- _Directions for this task_
Check each line below for the word "screenshot" and give the number of lines that have it, nothing more.

Data listing

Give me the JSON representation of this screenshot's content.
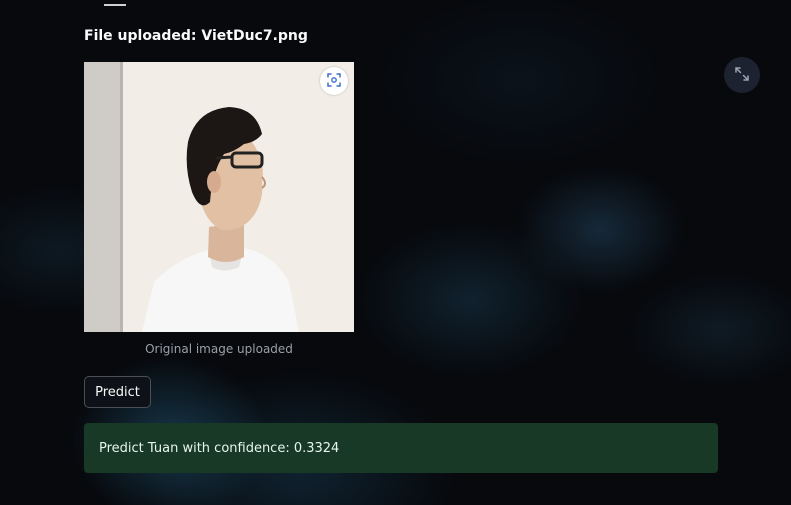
{
  "file": {
    "uploaded_text": "File uploaded: VietDuc7.png"
  },
  "image": {
    "caption": "Original image uploaded"
  },
  "actions": {
    "predict_label": "Predict"
  },
  "result": {
    "message": "Predict Tuan with confidence: 0.3324"
  },
  "icons": {
    "expand": "expand-icon",
    "fullscreen": "fullscreen-icon"
  },
  "colors": {
    "background": "#07090d",
    "success_bg": "#173926",
    "button_border": "#4a4f5a"
  }
}
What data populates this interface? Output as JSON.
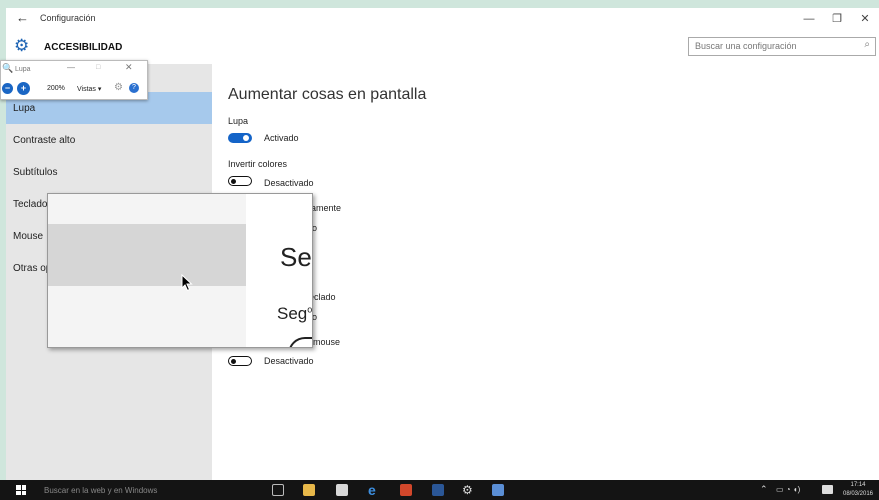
{
  "titlebar": {
    "back_icon": "back-arrow-icon",
    "title": "Configuración",
    "minimize_label": "—",
    "restore_label": "❐",
    "close_label": "✕"
  },
  "header": {
    "icon": "gear-icon",
    "title": "ACCESIBILIDAD",
    "search_placeholder": "Buscar una configuración",
    "search_icon": "search-icon"
  },
  "sidebar": {
    "items": [
      {
        "label": "Lupa"
      },
      {
        "label": "Contraste alto"
      },
      {
        "label": "Subtítulos"
      },
      {
        "label": "Teclado"
      },
      {
        "label": "Mouse"
      },
      {
        "label": "Otras op"
      }
    ],
    "selected_index": 0
  },
  "main": {
    "heading": "Aumentar cosas en pantalla",
    "lupa_label": "Lupa",
    "lupa_toggle": "Activado",
    "invert_label": "Invertir colores",
    "invert_toggle": "Desactivado",
    "frag_auto": "ticamente",
    "frag_o1": "o",
    "frag_teclado": "eclado",
    "frag_o2": "o",
    "frag_mouse": "mouse",
    "mouse_toggle": "Desactivado"
  },
  "lupa_window": {
    "title": "Lupa",
    "minimize_label": "—",
    "maximize_label": "□",
    "close_label": "✕",
    "zoom": "200%",
    "views_label": "Vistas ▾",
    "zoom_out_label": "−",
    "zoom_in_label": "+",
    "help_label": "?"
  },
  "magnifier": {
    "big_text": "Se",
    "medium_text": "Seg",
    "small_fragment": "o"
  },
  "taskbar": {
    "search_placeholder": "Buscar en la web y en Windows",
    "time": "17:14",
    "date": "08/03/2016"
  },
  "colors": {
    "accent": "#1464c8",
    "selected_nav": "#a6c9ec",
    "sidebar_bg": "#e6e6e6",
    "taskbar": "#141414",
    "desktop": "#cfe6dc"
  }
}
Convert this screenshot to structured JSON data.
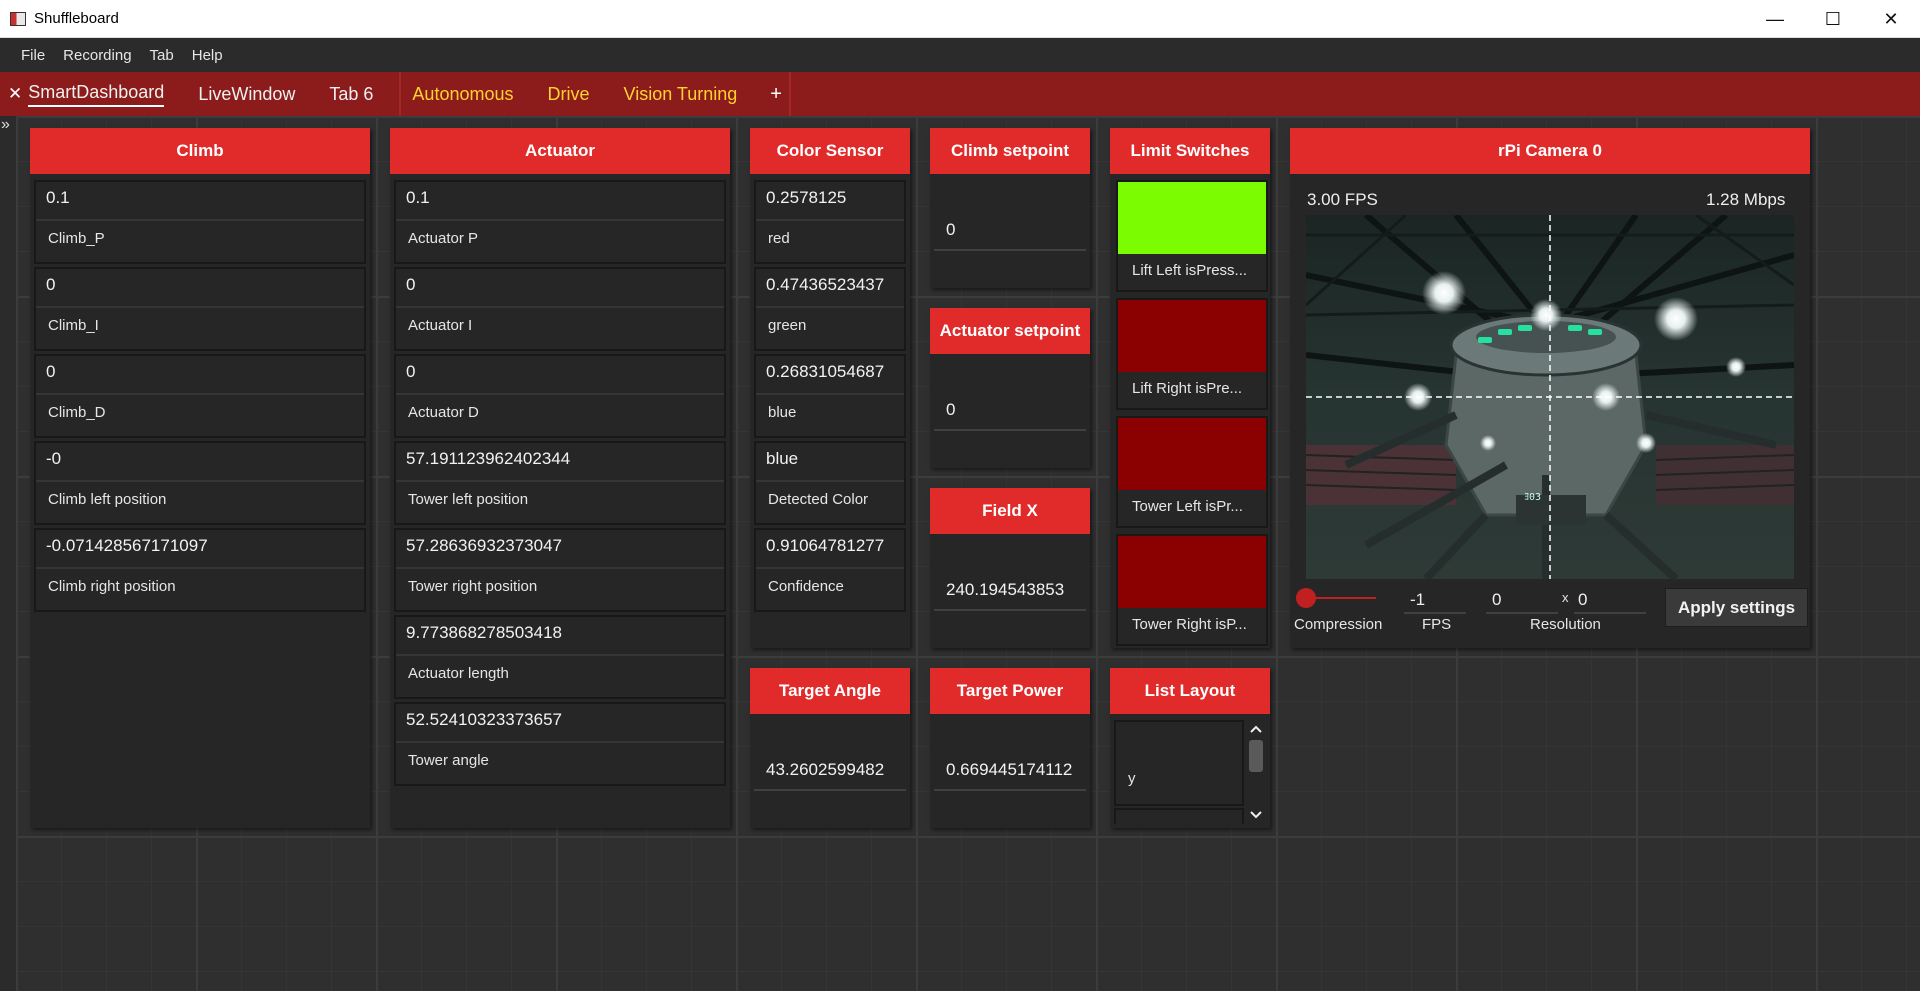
{
  "window": {
    "title": "Shuffleboard",
    "min_icon": "—",
    "max_icon": "☐",
    "close_icon": "✕"
  },
  "menu": [
    "File",
    "Recording",
    "Tab",
    "Help"
  ],
  "tabs": {
    "close_icon": "✕",
    "items": [
      {
        "label": "SmartDashboard"
      },
      {
        "label": "LiveWindow"
      },
      {
        "label": "Tab 6"
      },
      {
        "label": "Autonomous"
      },
      {
        "label": "Drive"
      },
      {
        "label": "Vision Turning"
      }
    ],
    "add_label": "+"
  },
  "sidebar": {
    "expand_icon": "»"
  },
  "climb": {
    "title": "Climb",
    "entries": [
      {
        "value": "0.1",
        "label": "Climb_P"
      },
      {
        "value": "0",
        "label": "Climb_I"
      },
      {
        "value": "0",
        "label": "Climb_D"
      },
      {
        "value": "-0",
        "label": "Climb left position"
      },
      {
        "value": "-0.071428567171097",
        "label": "Climb right position"
      }
    ]
  },
  "actuator": {
    "title": "Actuator",
    "entries": [
      {
        "value": "0.1",
        "label": "Actuator P"
      },
      {
        "value": "0",
        "label": "Actuator I"
      },
      {
        "value": "0",
        "label": "Actuator D"
      },
      {
        "value": "57.191123962402344",
        "label": "Tower left position"
      },
      {
        "value": "57.28636932373047",
        "label": "Tower right position"
      },
      {
        "value": "9.773868278503418",
        "label": "Actuator length"
      },
      {
        "value": "52.52410323373657",
        "label": "Tower angle"
      }
    ]
  },
  "color_sensor": {
    "title": "Color Sensor",
    "entries": [
      {
        "value": "0.2578125",
        "label": "red"
      },
      {
        "value": "0.47436523437",
        "label": "green"
      },
      {
        "value": "0.26831054687",
        "label": "blue"
      },
      {
        "value": "blue",
        "label": "Detected Color"
      },
      {
        "value": "0.91064781277",
        "label": "Confidence"
      }
    ]
  },
  "climb_setpoint": {
    "title": "Climb setpoint",
    "value": "0"
  },
  "actuator_setpoint": {
    "title": "Actuator setpoint",
    "value": "0"
  },
  "field_x": {
    "title": "Field X",
    "value": "240.194543853"
  },
  "target_angle": {
    "title": "Target Angle",
    "value": "43.2602599482"
  },
  "target_power": {
    "title": "Target Power",
    "value": "0.669445174112"
  },
  "limit_switches": {
    "title": "Limit Switches",
    "true_color": "#7cfc00",
    "false_color": "#8b0000",
    "items": [
      {
        "label": "Lift Left isPress...",
        "state": true
      },
      {
        "label": "Lift Right isPre...",
        "state": false
      },
      {
        "label": "Tower Left isPr...",
        "state": false
      },
      {
        "label": "Tower Right isP...",
        "state": false
      }
    ]
  },
  "list_layout": {
    "title": "List Layout",
    "item_label": "y",
    "scroll_up_icon": "chevron-up-icon",
    "scroll_down_icon": "chevron-down-icon"
  },
  "camera": {
    "title": "rPi Camera 0",
    "fps": "3.00 FPS",
    "bandwidth": "1.28 Mbps",
    "compression_label": "Compression",
    "fps_label": "FPS",
    "fps_value": "-1",
    "resolution_label": "Resolution",
    "res_w": "0",
    "res_x": "x",
    "res_h": "0",
    "apply_label": "Apply settings",
    "overlay_text": "ﾖ03"
  },
  "colors": {
    "accent": "#e12b2b",
    "tab_bar": "#8c1b1b",
    "yellow_tab": "#ffd230"
  }
}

- _Response to this task_
2